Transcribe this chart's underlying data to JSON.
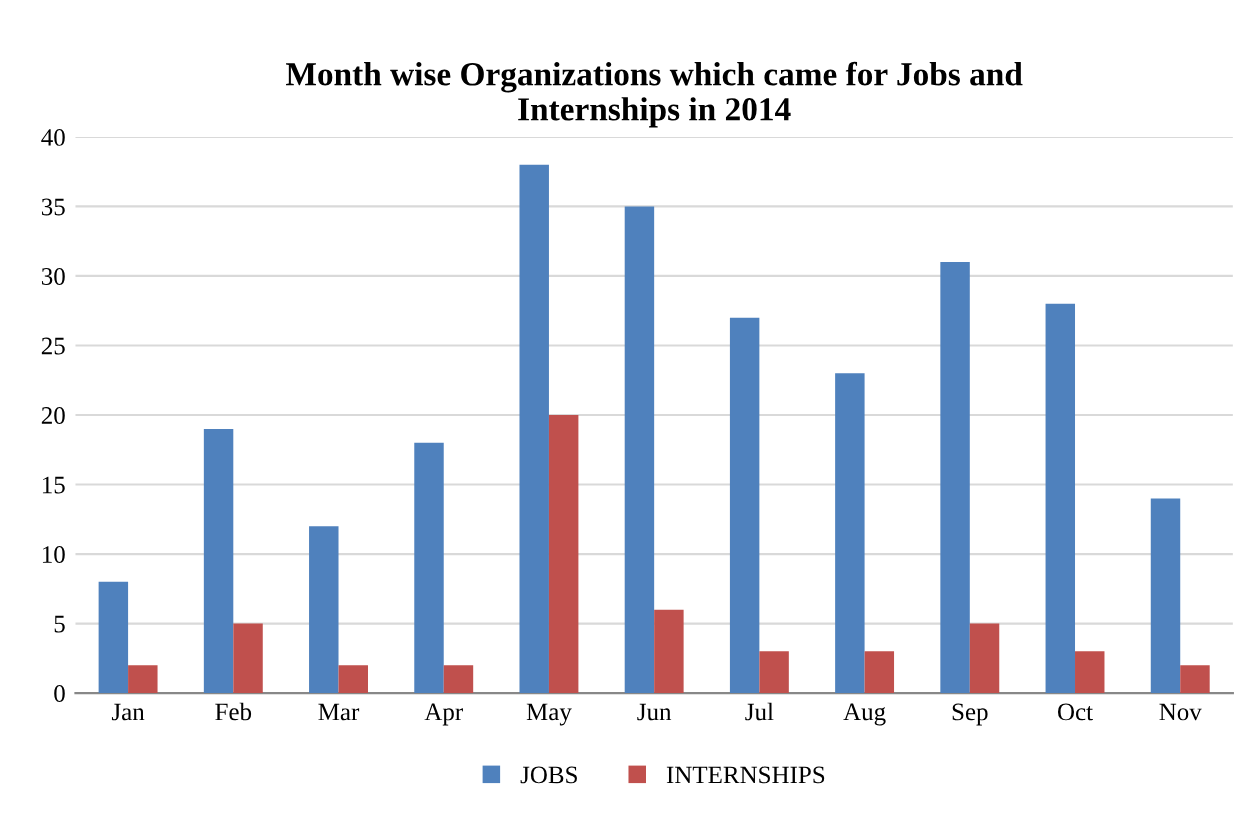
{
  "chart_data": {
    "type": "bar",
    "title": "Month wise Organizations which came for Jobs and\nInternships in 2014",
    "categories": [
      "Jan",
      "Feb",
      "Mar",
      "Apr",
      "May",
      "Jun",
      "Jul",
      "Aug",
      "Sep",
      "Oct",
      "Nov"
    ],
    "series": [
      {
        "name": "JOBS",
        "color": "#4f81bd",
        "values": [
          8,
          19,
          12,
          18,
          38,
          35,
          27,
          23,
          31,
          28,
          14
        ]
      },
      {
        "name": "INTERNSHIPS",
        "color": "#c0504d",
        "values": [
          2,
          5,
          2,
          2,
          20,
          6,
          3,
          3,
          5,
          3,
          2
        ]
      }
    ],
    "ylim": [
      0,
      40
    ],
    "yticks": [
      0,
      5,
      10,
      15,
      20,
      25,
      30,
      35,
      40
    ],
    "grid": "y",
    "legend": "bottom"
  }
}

◆ **What needs to be done**
Can you restate all the records above word for word while dropping the pictures?

◆ **Solution**
Transcribe this chart's underlying data to JSON.
{
  "chart_data": {
    "type": "bar",
    "title": "Month wise Organizations which came for Jobs and\nInternships in 2014",
    "categories": [
      "Jan",
      "Feb",
      "Mar",
      "Apr",
      "May",
      "Jun",
      "Jul",
      "Aug",
      "Sep",
      "Oct",
      "Nov"
    ],
    "series": [
      {
        "name": "JOBS",
        "color": "#4f81bd",
        "values": [
          8,
          19,
          12,
          18,
          38,
          35,
          27,
          23,
          31,
          28,
          14
        ]
      },
      {
        "name": "INTERNSHIPS",
        "color": "#c0504d",
        "values": [
          2,
          5,
          2,
          2,
          20,
          6,
          3,
          3,
          5,
          3,
          2
        ]
      }
    ],
    "ylim": [
      0,
      40
    ],
    "yticks": [
      0,
      5,
      10,
      15,
      20,
      25,
      30,
      35,
      40
    ],
    "grid": "y",
    "legend": "bottom"
  }
}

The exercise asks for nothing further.